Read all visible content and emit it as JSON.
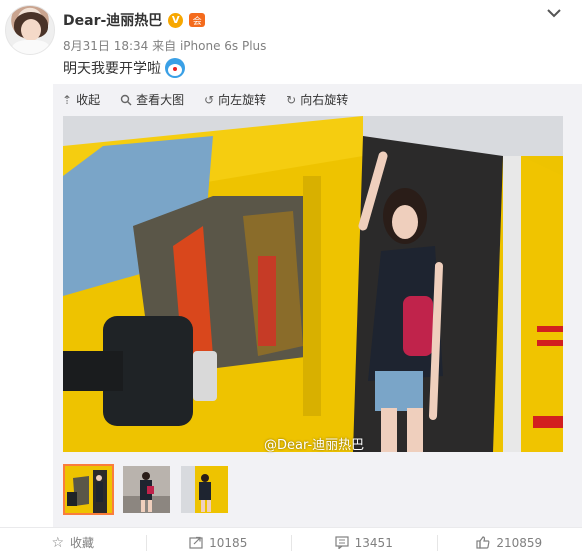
{
  "header": {
    "username": "Dear-迪丽热巴",
    "verified_badge": "V",
    "member_badge": "会",
    "date": "8月31日 18:34",
    "source": "来自 iPhone 6s Plus",
    "menu_icon": "chevron-down-icon"
  },
  "post": {
    "text": "明天我要开学啦"
  },
  "toolbar": {
    "collapse_label": "收起",
    "view_large_label": "查看大图",
    "rotate_left_label": "向左旋转",
    "rotate_right_label": "向右旋转"
  },
  "photo": {
    "watermark": "@Dear-迪丽热巴"
  },
  "thumbnails": [
    {
      "active": true
    },
    {
      "active": false
    },
    {
      "active": false
    }
  ],
  "actions": {
    "favorite_label": "收藏",
    "repost_count": "10185",
    "comment_count": "13451",
    "like_count": "210859"
  },
  "colors": {
    "accent_orange": "#fa7d3c",
    "van_yellow": "#f2c200",
    "verify_gold": "#f7a700"
  }
}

___

Prompt. Every line above should be returned exactly; the pictures stay out.

Solution to the exercise.
Read all visible content and emit it as JSON.
{
  "header": {
    "username": "Dear-迪丽热巴",
    "verified_badge": "V",
    "member_badge": "会",
    "date": "8月31日 18:34",
    "source": "来自 iPhone 6s Plus",
    "menu_icon": "chevron-down-icon"
  },
  "post": {
    "text": "明天我要开学啦"
  },
  "toolbar": {
    "collapse_label": "收起",
    "view_large_label": "查看大图",
    "rotate_left_label": "向左旋转",
    "rotate_right_label": "向右旋转"
  },
  "photo": {
    "watermark": "@Dear-迪丽热巴"
  },
  "thumbnails": [
    {
      "active": true
    },
    {
      "active": false
    },
    {
      "active": false
    }
  ],
  "actions": {
    "favorite_label": "收藏",
    "repost_count": "10185",
    "comment_count": "13451",
    "like_count": "210859"
  },
  "colors": {
    "accent_orange": "#fa7d3c",
    "van_yellow": "#f2c200",
    "verify_gold": "#f7a700"
  }
}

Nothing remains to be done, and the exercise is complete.